__REQUEST__:
State how many lines in the records hold the word "shopping", giving the number and no other text.

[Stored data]
++++++

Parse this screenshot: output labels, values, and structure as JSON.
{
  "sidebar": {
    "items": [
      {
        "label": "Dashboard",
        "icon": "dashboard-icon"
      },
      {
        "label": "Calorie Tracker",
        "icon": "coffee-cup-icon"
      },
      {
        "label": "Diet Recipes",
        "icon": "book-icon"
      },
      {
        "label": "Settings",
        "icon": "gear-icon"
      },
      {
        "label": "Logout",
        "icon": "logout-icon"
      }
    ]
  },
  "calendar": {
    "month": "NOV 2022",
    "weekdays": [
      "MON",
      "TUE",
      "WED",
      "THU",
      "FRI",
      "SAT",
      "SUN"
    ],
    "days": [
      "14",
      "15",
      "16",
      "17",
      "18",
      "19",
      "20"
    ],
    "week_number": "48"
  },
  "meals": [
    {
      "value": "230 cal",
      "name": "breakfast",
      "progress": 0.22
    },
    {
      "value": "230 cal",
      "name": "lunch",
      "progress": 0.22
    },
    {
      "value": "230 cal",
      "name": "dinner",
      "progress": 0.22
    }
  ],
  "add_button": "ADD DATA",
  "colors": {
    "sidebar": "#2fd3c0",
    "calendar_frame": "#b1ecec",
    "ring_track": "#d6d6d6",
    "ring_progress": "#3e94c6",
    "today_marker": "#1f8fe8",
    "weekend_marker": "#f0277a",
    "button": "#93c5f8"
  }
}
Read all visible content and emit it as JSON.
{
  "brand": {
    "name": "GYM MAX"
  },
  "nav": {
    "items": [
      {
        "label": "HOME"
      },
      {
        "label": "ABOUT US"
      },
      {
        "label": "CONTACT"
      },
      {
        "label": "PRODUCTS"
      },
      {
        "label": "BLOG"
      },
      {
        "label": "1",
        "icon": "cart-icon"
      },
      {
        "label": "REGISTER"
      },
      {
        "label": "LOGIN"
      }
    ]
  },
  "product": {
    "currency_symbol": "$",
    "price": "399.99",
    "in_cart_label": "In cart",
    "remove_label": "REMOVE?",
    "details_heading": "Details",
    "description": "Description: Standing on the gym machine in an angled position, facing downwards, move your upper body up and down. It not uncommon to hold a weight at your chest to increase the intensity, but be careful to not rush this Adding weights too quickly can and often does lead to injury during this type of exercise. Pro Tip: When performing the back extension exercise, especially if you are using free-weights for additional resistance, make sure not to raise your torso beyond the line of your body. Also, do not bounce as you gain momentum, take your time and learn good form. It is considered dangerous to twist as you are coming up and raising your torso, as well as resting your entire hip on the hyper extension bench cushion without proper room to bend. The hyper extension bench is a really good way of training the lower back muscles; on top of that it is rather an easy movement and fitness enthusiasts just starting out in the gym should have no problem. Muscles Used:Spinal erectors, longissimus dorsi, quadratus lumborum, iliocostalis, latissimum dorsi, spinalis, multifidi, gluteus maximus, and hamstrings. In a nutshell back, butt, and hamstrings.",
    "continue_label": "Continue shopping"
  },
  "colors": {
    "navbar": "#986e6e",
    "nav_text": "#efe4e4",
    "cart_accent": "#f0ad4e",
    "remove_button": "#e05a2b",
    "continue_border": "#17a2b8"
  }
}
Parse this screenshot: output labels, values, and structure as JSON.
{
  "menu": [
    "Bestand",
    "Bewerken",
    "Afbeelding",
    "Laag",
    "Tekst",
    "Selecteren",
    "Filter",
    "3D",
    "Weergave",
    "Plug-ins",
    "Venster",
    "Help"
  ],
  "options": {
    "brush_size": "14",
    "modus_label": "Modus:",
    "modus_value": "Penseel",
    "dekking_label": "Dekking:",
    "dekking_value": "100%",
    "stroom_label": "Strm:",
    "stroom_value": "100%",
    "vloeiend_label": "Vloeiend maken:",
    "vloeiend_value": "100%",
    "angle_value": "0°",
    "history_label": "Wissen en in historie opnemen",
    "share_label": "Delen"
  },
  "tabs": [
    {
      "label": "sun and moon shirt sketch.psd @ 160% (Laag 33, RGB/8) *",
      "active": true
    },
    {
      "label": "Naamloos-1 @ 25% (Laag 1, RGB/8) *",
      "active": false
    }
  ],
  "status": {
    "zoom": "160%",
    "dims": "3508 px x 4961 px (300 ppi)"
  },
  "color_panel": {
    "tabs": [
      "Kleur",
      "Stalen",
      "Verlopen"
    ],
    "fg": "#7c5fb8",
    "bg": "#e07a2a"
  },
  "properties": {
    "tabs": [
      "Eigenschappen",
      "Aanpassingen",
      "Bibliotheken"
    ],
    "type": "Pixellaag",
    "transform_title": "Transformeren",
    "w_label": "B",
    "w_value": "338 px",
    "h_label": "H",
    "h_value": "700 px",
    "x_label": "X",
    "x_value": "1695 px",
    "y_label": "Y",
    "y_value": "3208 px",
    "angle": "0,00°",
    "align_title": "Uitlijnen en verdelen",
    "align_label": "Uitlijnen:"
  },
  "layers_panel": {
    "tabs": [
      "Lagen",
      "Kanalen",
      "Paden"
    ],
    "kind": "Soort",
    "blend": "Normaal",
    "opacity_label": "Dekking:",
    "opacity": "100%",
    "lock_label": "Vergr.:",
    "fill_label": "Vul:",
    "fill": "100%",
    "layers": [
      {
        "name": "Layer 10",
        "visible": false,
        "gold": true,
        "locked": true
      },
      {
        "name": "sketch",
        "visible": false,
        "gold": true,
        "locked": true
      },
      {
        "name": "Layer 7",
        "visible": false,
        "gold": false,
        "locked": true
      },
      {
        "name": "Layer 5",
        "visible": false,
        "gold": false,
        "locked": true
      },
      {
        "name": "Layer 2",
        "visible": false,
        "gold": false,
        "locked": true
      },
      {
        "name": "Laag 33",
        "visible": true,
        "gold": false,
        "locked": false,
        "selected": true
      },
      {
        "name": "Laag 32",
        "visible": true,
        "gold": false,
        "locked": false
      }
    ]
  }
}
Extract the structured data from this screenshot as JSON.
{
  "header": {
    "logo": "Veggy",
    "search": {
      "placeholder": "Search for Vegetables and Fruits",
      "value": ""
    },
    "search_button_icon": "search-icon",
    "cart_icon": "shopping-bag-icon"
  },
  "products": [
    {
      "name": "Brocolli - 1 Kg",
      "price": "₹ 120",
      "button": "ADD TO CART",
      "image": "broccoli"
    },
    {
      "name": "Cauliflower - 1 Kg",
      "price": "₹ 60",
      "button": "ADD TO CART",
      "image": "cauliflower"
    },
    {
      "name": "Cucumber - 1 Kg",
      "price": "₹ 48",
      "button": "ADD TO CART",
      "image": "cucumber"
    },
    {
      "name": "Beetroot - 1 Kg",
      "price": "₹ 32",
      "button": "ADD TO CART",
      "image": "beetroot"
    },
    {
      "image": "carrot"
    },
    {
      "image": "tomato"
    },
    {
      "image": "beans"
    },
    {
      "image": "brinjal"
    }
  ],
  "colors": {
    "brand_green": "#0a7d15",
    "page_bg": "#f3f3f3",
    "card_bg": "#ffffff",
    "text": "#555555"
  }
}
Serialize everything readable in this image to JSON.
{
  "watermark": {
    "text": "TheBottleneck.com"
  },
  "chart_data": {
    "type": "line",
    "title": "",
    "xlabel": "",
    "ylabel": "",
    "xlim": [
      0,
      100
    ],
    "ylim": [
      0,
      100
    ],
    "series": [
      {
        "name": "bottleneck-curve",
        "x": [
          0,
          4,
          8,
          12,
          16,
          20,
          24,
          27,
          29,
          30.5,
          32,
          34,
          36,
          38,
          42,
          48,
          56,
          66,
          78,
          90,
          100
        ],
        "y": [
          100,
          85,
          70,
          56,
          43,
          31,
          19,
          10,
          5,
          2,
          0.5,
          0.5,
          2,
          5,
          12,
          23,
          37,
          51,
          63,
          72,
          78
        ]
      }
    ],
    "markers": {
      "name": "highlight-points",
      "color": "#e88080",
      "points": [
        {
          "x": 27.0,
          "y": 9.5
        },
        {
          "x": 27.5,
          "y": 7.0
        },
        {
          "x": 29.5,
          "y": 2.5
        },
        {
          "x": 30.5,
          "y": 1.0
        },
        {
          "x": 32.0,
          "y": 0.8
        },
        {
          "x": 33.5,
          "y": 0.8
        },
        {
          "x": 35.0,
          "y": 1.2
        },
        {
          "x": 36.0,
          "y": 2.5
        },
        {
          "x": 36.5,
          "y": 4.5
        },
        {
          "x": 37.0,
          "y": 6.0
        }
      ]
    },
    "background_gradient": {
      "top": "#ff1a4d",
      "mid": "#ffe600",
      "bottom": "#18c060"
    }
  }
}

++++++

__TASK ANSWER__:
2